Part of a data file
:::::
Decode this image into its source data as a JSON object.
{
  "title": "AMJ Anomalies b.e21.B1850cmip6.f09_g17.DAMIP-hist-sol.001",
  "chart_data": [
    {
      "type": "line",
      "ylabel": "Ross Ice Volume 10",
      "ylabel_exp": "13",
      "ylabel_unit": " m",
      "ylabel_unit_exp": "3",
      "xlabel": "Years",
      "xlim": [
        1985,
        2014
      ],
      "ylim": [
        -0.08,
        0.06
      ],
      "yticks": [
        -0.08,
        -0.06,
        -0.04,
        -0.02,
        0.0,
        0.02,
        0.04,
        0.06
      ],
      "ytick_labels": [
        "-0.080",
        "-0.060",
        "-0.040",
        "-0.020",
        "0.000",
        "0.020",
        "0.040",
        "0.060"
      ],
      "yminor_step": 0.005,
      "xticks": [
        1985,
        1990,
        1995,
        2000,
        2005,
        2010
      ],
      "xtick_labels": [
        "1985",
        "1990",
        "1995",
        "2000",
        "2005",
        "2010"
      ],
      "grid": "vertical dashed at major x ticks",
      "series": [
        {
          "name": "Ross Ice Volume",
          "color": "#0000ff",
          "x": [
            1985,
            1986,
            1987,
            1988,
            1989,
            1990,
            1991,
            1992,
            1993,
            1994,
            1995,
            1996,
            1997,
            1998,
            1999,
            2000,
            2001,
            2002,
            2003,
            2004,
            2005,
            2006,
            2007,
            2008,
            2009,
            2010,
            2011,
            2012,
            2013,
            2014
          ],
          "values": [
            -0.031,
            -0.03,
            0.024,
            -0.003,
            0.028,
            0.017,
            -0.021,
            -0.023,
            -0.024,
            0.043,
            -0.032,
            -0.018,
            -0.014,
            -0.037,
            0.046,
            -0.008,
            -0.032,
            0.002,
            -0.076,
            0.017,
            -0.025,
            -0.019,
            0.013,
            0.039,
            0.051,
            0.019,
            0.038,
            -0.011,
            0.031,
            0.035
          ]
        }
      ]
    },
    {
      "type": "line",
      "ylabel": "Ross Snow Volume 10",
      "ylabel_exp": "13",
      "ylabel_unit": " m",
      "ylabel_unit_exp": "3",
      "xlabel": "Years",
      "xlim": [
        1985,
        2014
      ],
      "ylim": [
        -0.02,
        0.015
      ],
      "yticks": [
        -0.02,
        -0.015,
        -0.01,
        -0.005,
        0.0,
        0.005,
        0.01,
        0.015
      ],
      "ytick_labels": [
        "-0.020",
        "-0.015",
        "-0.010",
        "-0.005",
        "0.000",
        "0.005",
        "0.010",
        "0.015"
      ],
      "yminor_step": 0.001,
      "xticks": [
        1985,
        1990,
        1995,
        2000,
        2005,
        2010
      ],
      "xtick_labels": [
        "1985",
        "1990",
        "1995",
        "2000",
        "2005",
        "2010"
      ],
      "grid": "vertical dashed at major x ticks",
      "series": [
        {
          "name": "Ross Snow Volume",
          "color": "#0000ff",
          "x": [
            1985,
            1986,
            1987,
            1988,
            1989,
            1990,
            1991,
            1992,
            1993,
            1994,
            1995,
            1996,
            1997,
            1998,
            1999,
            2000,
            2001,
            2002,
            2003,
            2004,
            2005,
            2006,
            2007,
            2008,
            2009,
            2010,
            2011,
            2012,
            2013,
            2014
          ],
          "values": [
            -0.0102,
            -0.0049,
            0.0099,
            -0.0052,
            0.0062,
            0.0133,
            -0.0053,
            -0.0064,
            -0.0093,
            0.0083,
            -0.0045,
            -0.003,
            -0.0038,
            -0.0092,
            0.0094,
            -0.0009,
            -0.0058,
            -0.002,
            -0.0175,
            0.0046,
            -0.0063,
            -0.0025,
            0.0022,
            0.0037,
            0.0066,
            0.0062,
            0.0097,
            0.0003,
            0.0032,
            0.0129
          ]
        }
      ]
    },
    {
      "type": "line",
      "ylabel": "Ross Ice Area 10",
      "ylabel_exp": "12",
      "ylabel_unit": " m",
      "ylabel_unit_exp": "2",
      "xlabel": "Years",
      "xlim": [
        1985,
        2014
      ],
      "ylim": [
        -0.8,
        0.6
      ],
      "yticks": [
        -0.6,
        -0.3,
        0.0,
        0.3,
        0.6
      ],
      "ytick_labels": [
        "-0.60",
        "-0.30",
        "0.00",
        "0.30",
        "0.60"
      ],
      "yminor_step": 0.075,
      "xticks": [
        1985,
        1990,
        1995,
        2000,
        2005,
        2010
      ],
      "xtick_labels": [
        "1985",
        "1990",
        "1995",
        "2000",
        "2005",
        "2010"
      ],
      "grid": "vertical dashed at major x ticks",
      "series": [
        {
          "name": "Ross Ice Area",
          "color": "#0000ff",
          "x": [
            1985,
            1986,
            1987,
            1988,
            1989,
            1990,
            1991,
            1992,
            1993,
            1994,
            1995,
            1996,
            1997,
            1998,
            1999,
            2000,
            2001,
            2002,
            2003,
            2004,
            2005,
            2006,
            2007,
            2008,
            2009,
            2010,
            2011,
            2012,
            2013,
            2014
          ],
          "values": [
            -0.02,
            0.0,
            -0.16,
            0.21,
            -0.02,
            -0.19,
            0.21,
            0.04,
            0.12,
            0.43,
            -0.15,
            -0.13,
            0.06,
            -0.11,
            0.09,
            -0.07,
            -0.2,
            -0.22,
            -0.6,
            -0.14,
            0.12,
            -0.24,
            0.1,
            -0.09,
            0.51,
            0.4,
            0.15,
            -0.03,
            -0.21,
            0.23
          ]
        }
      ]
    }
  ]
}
:::::
- Problem
Write the complete data out, exactly as above.

- Correct output
Decode this image into its source data as a JSON object.
{
  "title": "AMJ Anomalies b.e21.B1850cmip6.f09_g17.DAMIP-hist-sol.001",
  "chart_data": [
    {
      "type": "line",
      "ylabel": "Ross Ice Volume 10",
      "ylabel_exp": "13",
      "ylabel_unit": " m",
      "ylabel_unit_exp": "3",
      "xlabel": "Years",
      "xlim": [
        1985,
        2014
      ],
      "ylim": [
        -0.08,
        0.06
      ],
      "yticks": [
        -0.08,
        -0.06,
        -0.04,
        -0.02,
        0.0,
        0.02,
        0.04,
        0.06
      ],
      "ytick_labels": [
        "-0.080",
        "-0.060",
        "-0.040",
        "-0.020",
        "0.000",
        "0.020",
        "0.040",
        "0.060"
      ],
      "yminor_step": 0.005,
      "xticks": [
        1985,
        1990,
        1995,
        2000,
        2005,
        2010
      ],
      "xtick_labels": [
        "1985",
        "1990",
        "1995",
        "2000",
        "2005",
        "2010"
      ],
      "grid": "vertical dashed at major x ticks",
      "series": [
        {
          "name": "Ross Ice Volume",
          "color": "#0000ff",
          "x": [
            1985,
            1986,
            1987,
            1988,
            1989,
            1990,
            1991,
            1992,
            1993,
            1994,
            1995,
            1996,
            1997,
            1998,
            1999,
            2000,
            2001,
            2002,
            2003,
            2004,
            2005,
            2006,
            2007,
            2008,
            2009,
            2010,
            2011,
            2012,
            2013,
            2014
          ],
          "values": [
            -0.031,
            -0.03,
            0.024,
            -0.003,
            0.028,
            0.017,
            -0.021,
            -0.023,
            -0.024,
            0.043,
            -0.032,
            -0.018,
            -0.014,
            -0.037,
            0.046,
            -0.008,
            -0.032,
            0.002,
            -0.076,
            0.017,
            -0.025,
            -0.019,
            0.013,
            0.039,
            0.051,
            0.019,
            0.038,
            -0.011,
            0.031,
            0.035
          ]
        }
      ]
    },
    {
      "type": "line",
      "ylabel": "Ross Snow Volume 10",
      "ylabel_exp": "13",
      "ylabel_unit": " m",
      "ylabel_unit_exp": "3",
      "xlabel": "Years",
      "xlim": [
        1985,
        2014
      ],
      "ylim": [
        -0.02,
        0.015
      ],
      "yticks": [
        -0.02,
        -0.015,
        -0.01,
        -0.005,
        0.0,
        0.005,
        0.01,
        0.015
      ],
      "ytick_labels": [
        "-0.020",
        "-0.015",
        "-0.010",
        "-0.005",
        "0.000",
        "0.005",
        "0.010",
        "0.015"
      ],
      "yminor_step": 0.001,
      "xticks": [
        1985,
        1990,
        1995,
        2000,
        2005,
        2010
      ],
      "xtick_labels": [
        "1985",
        "1990",
        "1995",
        "2000",
        "2005",
        "2010"
      ],
      "grid": "vertical dashed at major x ticks",
      "series": [
        {
          "name": "Ross Snow Volume",
          "color": "#0000ff",
          "x": [
            1985,
            1986,
            1987,
            1988,
            1989,
            1990,
            1991,
            1992,
            1993,
            1994,
            1995,
            1996,
            1997,
            1998,
            1999,
            2000,
            2001,
            2002,
            2003,
            2004,
            2005,
            2006,
            2007,
            2008,
            2009,
            2010,
            2011,
            2012,
            2013,
            2014
          ],
          "values": [
            -0.0102,
            -0.0049,
            0.0099,
            -0.0052,
            0.0062,
            0.0133,
            -0.0053,
            -0.0064,
            -0.0093,
            0.0083,
            -0.0045,
            -0.003,
            -0.0038,
            -0.0092,
            0.0094,
            -0.0009,
            -0.0058,
            -0.002,
            -0.0175,
            0.0046,
            -0.0063,
            -0.0025,
            0.0022,
            0.0037,
            0.0066,
            0.0062,
            0.0097,
            0.0003,
            0.0032,
            0.0129
          ]
        }
      ]
    },
    {
      "type": "line",
      "ylabel": "Ross Ice Area 10",
      "ylabel_exp": "12",
      "ylabel_unit": " m",
      "ylabel_unit_exp": "2",
      "xlabel": "Years",
      "xlim": [
        1985,
        2014
      ],
      "ylim": [
        -0.8,
        0.6
      ],
      "yticks": [
        -0.6,
        -0.3,
        0.0,
        0.3,
        0.6
      ],
      "ytick_labels": [
        "-0.60",
        "-0.30",
        "0.00",
        "0.30",
        "0.60"
      ],
      "yminor_step": 0.075,
      "xticks": [
        1985,
        1990,
        1995,
        2000,
        2005,
        2010
      ],
      "xtick_labels": [
        "1985",
        "1990",
        "1995",
        "2000",
        "2005",
        "2010"
      ],
      "grid": "vertical dashed at major x ticks",
      "series": [
        {
          "name": "Ross Ice Area",
          "color": "#0000ff",
          "x": [
            1985,
            1986,
            1987,
            1988,
            1989,
            1990,
            1991,
            1992,
            1993,
            1994,
            1995,
            1996,
            1997,
            1998,
            1999,
            2000,
            2001,
            2002,
            2003,
            2004,
            2005,
            2006,
            2007,
            2008,
            2009,
            2010,
            2011,
            2012,
            2013,
            2014
          ],
          "values": [
            -0.02,
            0.0,
            -0.16,
            0.21,
            -0.02,
            -0.19,
            0.21,
            0.04,
            0.12,
            0.43,
            -0.15,
            -0.13,
            0.06,
            -0.11,
            0.09,
            -0.07,
            -0.2,
            -0.22,
            -0.6,
            -0.14,
            0.12,
            -0.24,
            0.1,
            -0.09,
            0.51,
            0.4,
            0.15,
            -0.03,
            -0.21,
            0.23
          ]
        }
      ]
    }
  ]
}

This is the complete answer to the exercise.